● **Exercise input**:
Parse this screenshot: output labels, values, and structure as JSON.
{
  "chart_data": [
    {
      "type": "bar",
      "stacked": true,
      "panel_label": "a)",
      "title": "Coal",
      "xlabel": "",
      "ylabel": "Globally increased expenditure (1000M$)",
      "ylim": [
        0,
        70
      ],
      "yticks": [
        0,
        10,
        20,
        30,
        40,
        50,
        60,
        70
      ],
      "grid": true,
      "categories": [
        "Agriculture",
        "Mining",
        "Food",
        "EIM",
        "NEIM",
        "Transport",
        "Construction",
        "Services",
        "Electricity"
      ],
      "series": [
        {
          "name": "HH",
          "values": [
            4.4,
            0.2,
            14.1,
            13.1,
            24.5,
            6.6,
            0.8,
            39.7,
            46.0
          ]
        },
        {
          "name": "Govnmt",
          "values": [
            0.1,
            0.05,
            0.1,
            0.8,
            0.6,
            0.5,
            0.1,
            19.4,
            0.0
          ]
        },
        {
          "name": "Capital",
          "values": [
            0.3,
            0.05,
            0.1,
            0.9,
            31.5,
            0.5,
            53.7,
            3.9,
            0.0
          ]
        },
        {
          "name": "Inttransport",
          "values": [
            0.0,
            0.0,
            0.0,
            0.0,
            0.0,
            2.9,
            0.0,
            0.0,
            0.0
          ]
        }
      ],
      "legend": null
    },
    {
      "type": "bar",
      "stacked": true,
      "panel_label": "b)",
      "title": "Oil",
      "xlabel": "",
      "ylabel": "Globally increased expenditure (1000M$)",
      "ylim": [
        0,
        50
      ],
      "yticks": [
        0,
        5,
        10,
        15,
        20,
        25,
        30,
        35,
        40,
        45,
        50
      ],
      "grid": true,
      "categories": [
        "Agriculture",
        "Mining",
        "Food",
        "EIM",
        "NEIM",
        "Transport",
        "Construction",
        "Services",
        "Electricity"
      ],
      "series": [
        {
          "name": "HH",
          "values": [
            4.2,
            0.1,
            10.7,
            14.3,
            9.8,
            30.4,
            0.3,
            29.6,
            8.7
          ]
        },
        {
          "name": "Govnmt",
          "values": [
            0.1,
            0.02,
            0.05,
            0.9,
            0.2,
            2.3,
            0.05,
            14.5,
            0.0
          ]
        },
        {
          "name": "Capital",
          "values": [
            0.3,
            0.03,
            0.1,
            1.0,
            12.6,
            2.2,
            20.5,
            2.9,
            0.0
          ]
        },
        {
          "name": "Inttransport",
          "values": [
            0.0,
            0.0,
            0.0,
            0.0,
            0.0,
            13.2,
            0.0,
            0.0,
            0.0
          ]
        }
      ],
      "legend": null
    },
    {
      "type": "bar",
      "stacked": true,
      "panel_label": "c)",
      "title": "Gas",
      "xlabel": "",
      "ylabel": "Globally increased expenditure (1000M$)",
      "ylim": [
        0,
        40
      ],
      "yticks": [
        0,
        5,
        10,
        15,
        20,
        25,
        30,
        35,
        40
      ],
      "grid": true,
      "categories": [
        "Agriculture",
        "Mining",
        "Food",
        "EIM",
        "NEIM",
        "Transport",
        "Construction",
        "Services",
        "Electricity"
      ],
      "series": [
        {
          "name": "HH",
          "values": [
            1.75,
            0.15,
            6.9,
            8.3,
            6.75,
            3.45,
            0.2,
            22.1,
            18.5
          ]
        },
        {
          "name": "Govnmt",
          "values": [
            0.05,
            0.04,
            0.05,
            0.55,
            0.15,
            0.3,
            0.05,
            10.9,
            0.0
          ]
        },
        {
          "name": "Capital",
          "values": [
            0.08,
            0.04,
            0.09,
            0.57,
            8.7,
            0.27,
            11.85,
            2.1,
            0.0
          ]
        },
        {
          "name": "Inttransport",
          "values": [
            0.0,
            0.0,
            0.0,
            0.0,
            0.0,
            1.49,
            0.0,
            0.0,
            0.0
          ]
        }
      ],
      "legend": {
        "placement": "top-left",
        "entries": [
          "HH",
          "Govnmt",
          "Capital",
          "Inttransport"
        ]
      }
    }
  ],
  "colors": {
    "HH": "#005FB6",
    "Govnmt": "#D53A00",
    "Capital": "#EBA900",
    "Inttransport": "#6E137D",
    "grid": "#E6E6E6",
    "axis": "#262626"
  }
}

● **Exercise description**:
Give back all the data exactly as written.

● **Task response**:
Parse this screenshot: output labels, values, and structure as JSON.
{
  "chart_data": [
    {
      "type": "bar",
      "stacked": true,
      "panel_label": "a)",
      "title": "Coal",
      "xlabel": "",
      "ylabel": "Globally increased expenditure (1000M$)",
      "ylim": [
        0,
        70
      ],
      "yticks": [
        0,
        10,
        20,
        30,
        40,
        50,
        60,
        70
      ],
      "grid": true,
      "categories": [
        "Agriculture",
        "Mining",
        "Food",
        "EIM",
        "NEIM",
        "Transport",
        "Construction",
        "Services",
        "Electricity"
      ],
      "series": [
        {
          "name": "HH",
          "values": [
            4.4,
            0.2,
            14.1,
            13.1,
            24.5,
            6.6,
            0.8,
            39.7,
            46.0
          ]
        },
        {
          "name": "Govnmt",
          "values": [
            0.1,
            0.05,
            0.1,
            0.8,
            0.6,
            0.5,
            0.1,
            19.4,
            0.0
          ]
        },
        {
          "name": "Capital",
          "values": [
            0.3,
            0.05,
            0.1,
            0.9,
            31.5,
            0.5,
            53.7,
            3.9,
            0.0
          ]
        },
        {
          "name": "Inttransport",
          "values": [
            0.0,
            0.0,
            0.0,
            0.0,
            0.0,
            2.9,
            0.0,
            0.0,
            0.0
          ]
        }
      ],
      "legend": null
    },
    {
      "type": "bar",
      "stacked": true,
      "panel_label": "b)",
      "title": "Oil",
      "xlabel": "",
      "ylabel": "Globally increased expenditure (1000M$)",
      "ylim": [
        0,
        50
      ],
      "yticks": [
        0,
        5,
        10,
        15,
        20,
        25,
        30,
        35,
        40,
        45,
        50
      ],
      "grid": true,
      "categories": [
        "Agriculture",
        "Mining",
        "Food",
        "EIM",
        "NEIM",
        "Transport",
        "Construction",
        "Services",
        "Electricity"
      ],
      "series": [
        {
          "name": "HH",
          "values": [
            4.2,
            0.1,
            10.7,
            14.3,
            9.8,
            30.4,
            0.3,
            29.6,
            8.7
          ]
        },
        {
          "name": "Govnmt",
          "values": [
            0.1,
            0.02,
            0.05,
            0.9,
            0.2,
            2.3,
            0.05,
            14.5,
            0.0
          ]
        },
        {
          "name": "Capital",
          "values": [
            0.3,
            0.03,
            0.1,
            1.0,
            12.6,
            2.2,
            20.5,
            2.9,
            0.0
          ]
        },
        {
          "name": "Inttransport",
          "values": [
            0.0,
            0.0,
            0.0,
            0.0,
            0.0,
            13.2,
            0.0,
            0.0,
            0.0
          ]
        }
      ],
      "legend": null
    },
    {
      "type": "bar",
      "stacked": true,
      "panel_label": "c)",
      "title": "Gas",
      "xlabel": "",
      "ylabel": "Globally increased expenditure (1000M$)",
      "ylim": [
        0,
        40
      ],
      "yticks": [
        0,
        5,
        10,
        15,
        20,
        25,
        30,
        35,
        40
      ],
      "grid": true,
      "categories": [
        "Agriculture",
        "Mining",
        "Food",
        "EIM",
        "NEIM",
        "Transport",
        "Construction",
        "Services",
        "Electricity"
      ],
      "series": [
        {
          "name": "HH",
          "values": [
            1.75,
            0.15,
            6.9,
            8.3,
            6.75,
            3.45,
            0.2,
            22.1,
            18.5
          ]
        },
        {
          "name": "Govnmt",
          "values": [
            0.05,
            0.04,
            0.05,
            0.55,
            0.15,
            0.3,
            0.05,
            10.9,
            0.0
          ]
        },
        {
          "name": "Capital",
          "values": [
            0.08,
            0.04,
            0.09,
            0.57,
            8.7,
            0.27,
            11.85,
            2.1,
            0.0
          ]
        },
        {
          "name": "Inttransport",
          "values": [
            0.0,
            0.0,
            0.0,
            0.0,
            0.0,
            1.49,
            0.0,
            0.0,
            0.0
          ]
        }
      ],
      "legend": {
        "placement": "top-left",
        "entries": [
          "HH",
          "Govnmt",
          "Capital",
          "Inttransport"
        ]
      }
    }
  ],
  "colors": {
    "HH": "#005FB6",
    "Govnmt": "#D53A00",
    "Capital": "#EBA900",
    "Inttransport": "#6E137D",
    "grid": "#E6E6E6",
    "axis": "#262626"
  }
}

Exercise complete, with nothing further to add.